> [AVAILABLE DATA]:

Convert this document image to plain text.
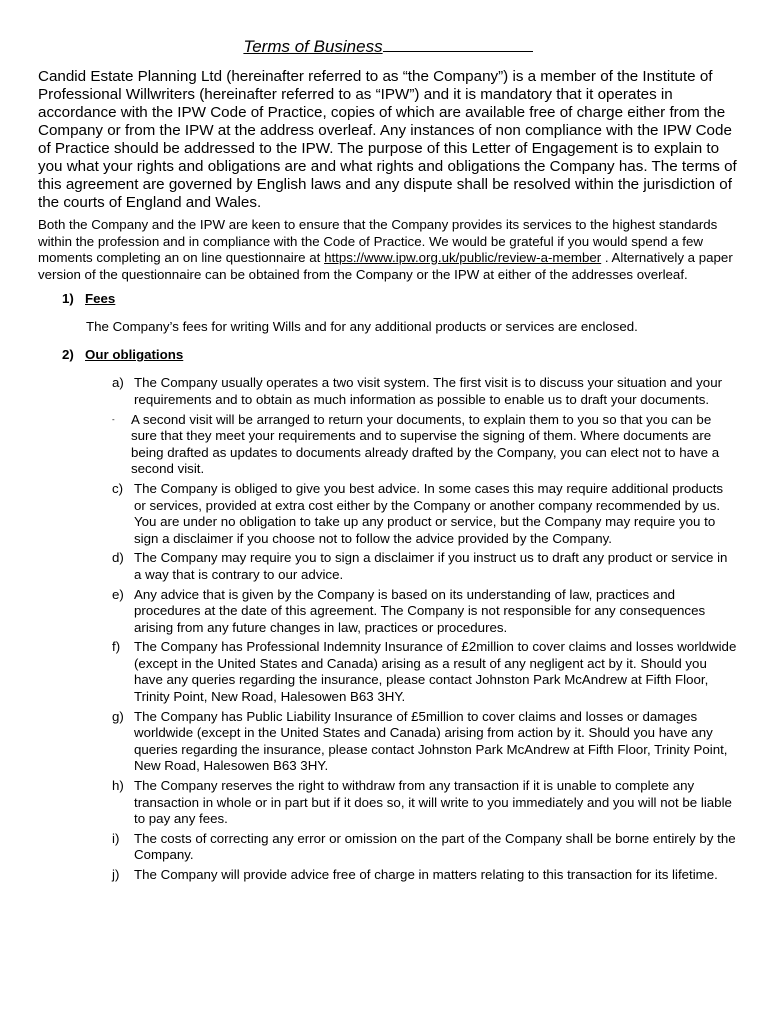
Terms of Business

Candid Estate Planning Ltd (hereinafter referred to as “the Company”) is a member of the Institute of Professional Willwriters (hereinafter referred to as “IPW”) and it is mandatory that it operates in accordance with the IPW Code of Practice, copies of which are available free of charge either from the Company or from the IPW at the address overleaf. Any instances of non compliance with the IPW Code of Practice should be addressed to the IPW. The purpose of this Letter of Engagement is to explain to you what your rights and obligations are and what rights and obligations the Company has. The terms of this agreement are governed by English laws and any dispute shall be resolved within the jurisdiction of the courts of England and Wales.

Both the Company and the IPW are keen to ensure that the Company provides its services to the highest standards within the profession and in compliance with the Code of Practice. We would be grateful if you would spend a few moments completing an on line questionnaire at https://www.ipw.org.uk/public/review-a-member . Alternatively a paper version of the questionnaire can be obtained from the Company or the IPW at either of the addresses overleaf.

1) Fees

The Company’s fees for writing Wills and for any additional products or services are enclosed.

2) Our obligations
a) The Company usually operates a two visit system. The first visit is to discuss your situation and your requirements and to obtain as much information as possible to enable us to draft your documents.
-	A second visit will be arranged to return your documents, to explain them to you so that you can be sure that they meet your requirements and to supervise the signing of them. Where documents are being drafted as updates to documents already drafted by the Company, you can elect not to have a second visit.
c) The Company is obliged to give you best advice. In some cases this may require additional products or services, provided at extra cost either by the Company or another company recommended by us. You are under no obligation to take up any product or service, but the Company may require you to sign a disclaimer if you choose not to follow the advice provided by the Company.
d) The Company may require you to sign a disclaimer if you instruct us to draft any product or service in a way that is contrary to our advice.
e) Any advice that is given by the Company is based on its understanding of law, practices and procedures at the date of this agreement. The Company is not responsible for any consequences arising from any future changes in law, practices or procedures.
f)	The Company has Professional Indemnity Insurance of £2million to cover claims and losses worldwide (except in the United States and Canada) arising as a result of any negligent act by it. Should you have any queries regarding the insurance, please contact Johnston Park McAndrew at Fifth Floor, Trinity Point, New Road, Halesowen B63 3HY.
g) The Company has Public Liability Insurance of £5million to cover claims and losses or damages worldwide (except in the United States and Canada) arising from action by it. Should you have any queries regarding the insurance, please contact Johnston Park McAndrew at Fifth Floor, Trinity Point, New Road, Halesowen B63 3HY.
h) The Company reserves the right to withdraw from any transaction if it is unable to complete any transaction in whole or in part but if it does so, it will write to you immediately and you will not be liable to pay any fees.
i)	The costs of correcting any error or omission on the part of the Company shall be borne entirely by the Company.
j)	The Company will provide advice free of charge in matters relating to this transaction for its lifetime.
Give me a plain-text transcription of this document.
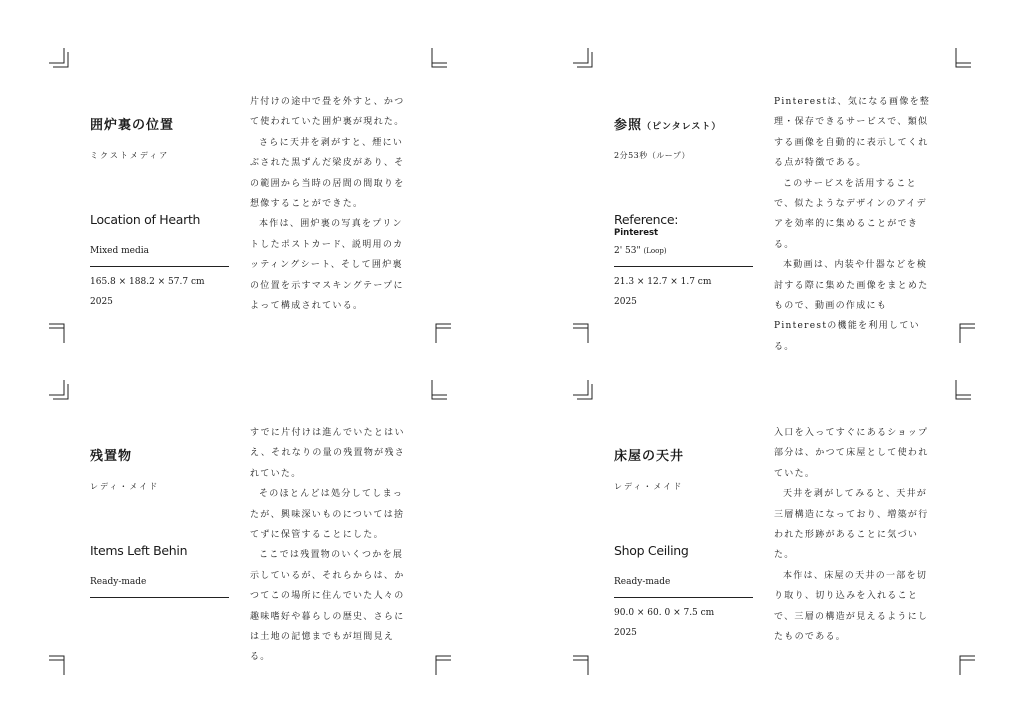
囲炉裏の位置
ミクストメディア
Location of Hearth
Mixed media
165.8 × 188.2 × 57.7 cm
2025

片付けの途中で畳を外すと、かつて使われていた囲炉裏が現れた。

さらに天井を剥がすと、煙にいぶされた黒ずんだ梁皮があり、その範囲から当時の居間の間取りを想像することができた。

本作は、囲炉裏の写真をプリントしたポストカード、説明用のカッティングシート、そして囲炉裏の位置を示すマスキングテープによって構成されている。

参照（ピンタレスト）
2分53秒（ループ）
Reference:
Pinterest
2' 53" (Loop)
21.3 × 12.7 × 1.7 cm
2025

Pinterestは、気になる画像を整理・保存できるサービスで、類似する画像を自動的に表示してくれる点が特徴である。

このサービスを活用することで、似たようなデザインのアイデアを効率的に集めることができる。

本動画は、内装や什器などを検討する際に集めた画像をまとめたもので、動画の作成にもPinterestの機能を利用している。

残置物
レディ・メイド
Items Left Behin
Ready-made

すでに片付けは進んでいたとはいえ、それなりの量の残置物が残されていた。

そのほとんどは処分してしまったが、興味深いものについては捨てずに保管することにした。

ここでは残置物のいくつかを展示しているが、それらからは、かつてこの場所に住んでいた人々の趣味嗜好や暮らしの歴史、さらには土地の記憶までもが垣間見える。

床屋の天井
レディ・メイド
Shop Ceiling
Ready-made
90.0 × 60. 0 × 7.5 cm
2025

入口を入ってすぐにあるショップ部分は、かつて床屋として使われていた。

天井を剥がしてみると、天井が三層構造になっており、増築が行われた形跡があることに気づいた。

本作は、床屋の天井の一部を切り取り、切り込みを入れることで、三層の構造が見えるようにしたものである。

> [PROBLEM REQUIREMENTS]: Skip the pictures and print each record exactly as it stands.

> [RESULT OF THIS EXERCISE]:
Convert this document image to plain text.
Terms of Business

Candid Estate Planning Ltd (hereinafter referred to as “the Company”) is a member of the Institute of Professional Willwriters (hereinafter referred to as “IPW”) and it is mandatory that it operates in accordance with the IPW Code of Practice, copies of which are available free of charge either from the Company or from the IPW at the address overleaf. Any instances of non compliance with the IPW Code of Practice should be addressed to the IPW. The purpose of this Letter of Engagement is to explain to you what your rights and obligations are and what rights and obligations the Company has. The terms of this agreement are governed by English laws and any dispute shall be resolved within the jurisdiction of the courts of England and Wales.

Both the Company and the IPW are keen to ensure that the Company provides its services to the highest standards within the profession and in compliance with the Code of Practice. We would be grateful if you would spend a few moments completing an on line questionnaire at https://www.ipw.org.uk/public/review-a-member . Alternatively a paper version of the questionnaire can be obtained from the Company or the IPW at either of the addresses overleaf.

1) Fees

The Company’s fees for writing Wills and for any additional products or services are enclosed.

2) Our obligations
a) The Company usually operates a two visit system. The first visit is to discuss your situation and your requirements and to obtain as much information as possible to enable us to draft your documents.
-	A second visit will be arranged to return your documents, to explain them to you so that you can be sure that they meet your requirements and to supervise the signing of them. Where documents are being drafted as updates to documents already drafted by the Company, you can elect not to have a second visit.
c) The Company is obliged to give you best advice. In some cases this may require additional products or services, provided at extra cost either by the Company or another company recommended by us. You are under no obligation to take up any product or service, but the Company may require you to sign a disclaimer if you choose not to follow the advice provided by the Company.
d) The Company may require you to sign a disclaimer if you instruct us to draft any product or service in a way that is contrary to our advice.
e) Any advice that is given by the Company is based on its understanding of law, practices and procedures at the date of this agreement. The Company is not responsible for any consequences arising from any future changes in law, practices or procedures.
f)	The Company has Professional Indemnity Insurance of £2million to cover claims and losses worldwide (except in the United States and Canada) arising as a result of any negligent act by it. Should you have any queries regarding the insurance, please contact Johnston Park McAndrew at Fifth Floor, Trinity Point, New Road, Halesowen B63 3HY.
g) The Company has Public Liability Insurance of £5million to cover claims and losses or damages worldwide (except in the United States and Canada) arising from action by it. Should you have any queries regarding the insurance, please contact Johnston Park McAndrew at Fifth Floor, Trinity Point, New Road, Halesowen B63 3HY.
h) The Company reserves the right to withdraw from any transaction if it is unable to complete any transaction in whole or in part but if it does so, it will write to you immediately and you will not be liable to pay any fees.
i)	The costs of correcting any error or omission on the part of the Company shall be borne entirely by the Company.
j)	The Company will provide advice free of charge in matters relating to this transaction for its lifetime.
Give me a plain-text transcription of this document.
囲炉裏の位置
ミクストメディア
Location of Hearth
Mixed media
165.8 × 188.2 × 57.7 cm
2025

片付けの途中で畳を外すと、かつて使われていた囲炉裏が現れた。

さらに天井を剥がすと、煙にいぶされた黒ずんだ梁皮があり、その範囲から当時の居間の間取りを想像することができた。

本作は、囲炉裏の写真をプリントしたポストカード、説明用のカッティングシート、そして囲炉裏の位置を示すマスキングテープによって構成されている。

参照（ピンタレスト）
2分53秒（ループ）
Reference:
Pinterest
2' 53" (Loop)
21.3 × 12.7 × 1.7 cm
2025

Pinterestは、気になる画像を整理・保存できるサービスで、類似する画像を自動的に表示してくれる点が特徴である。

このサービスを活用することで、似たようなデザインのアイデアを効率的に集めることができる。

本動画は、内装や什器などを検討する際に集めた画像をまとめたもので、動画の作成にもPinterestの機能を利用している。

残置物
レディ・メイド
Items Left Behin
Ready-made

すでに片付けは進んでいたとはいえ、それなりの量の残置物が残されていた。

そのほとんどは処分してしまったが、興味深いものについては捨てずに保管することにした。

ここでは残置物のいくつかを展示しているが、それらからは、かつてこの場所に住んでいた人々の趣味嗜好や暮らしの歴史、さらには土地の記憶までもが垣間見える。

床屋の天井
レディ・メイド
Shop Ceiling
Ready-made
90.0 × 60. 0 × 7.5 cm
2025

入口を入ってすぐにあるショップ部分は、かつて床屋として使われていた。

天井を剥がしてみると、天井が三層構造になっており、増築が行われた形跡があることに気づいた。

本作は、床屋の天井の一部を切り取り、切り込みを入れることで、三層の構造が見えるようにしたものである。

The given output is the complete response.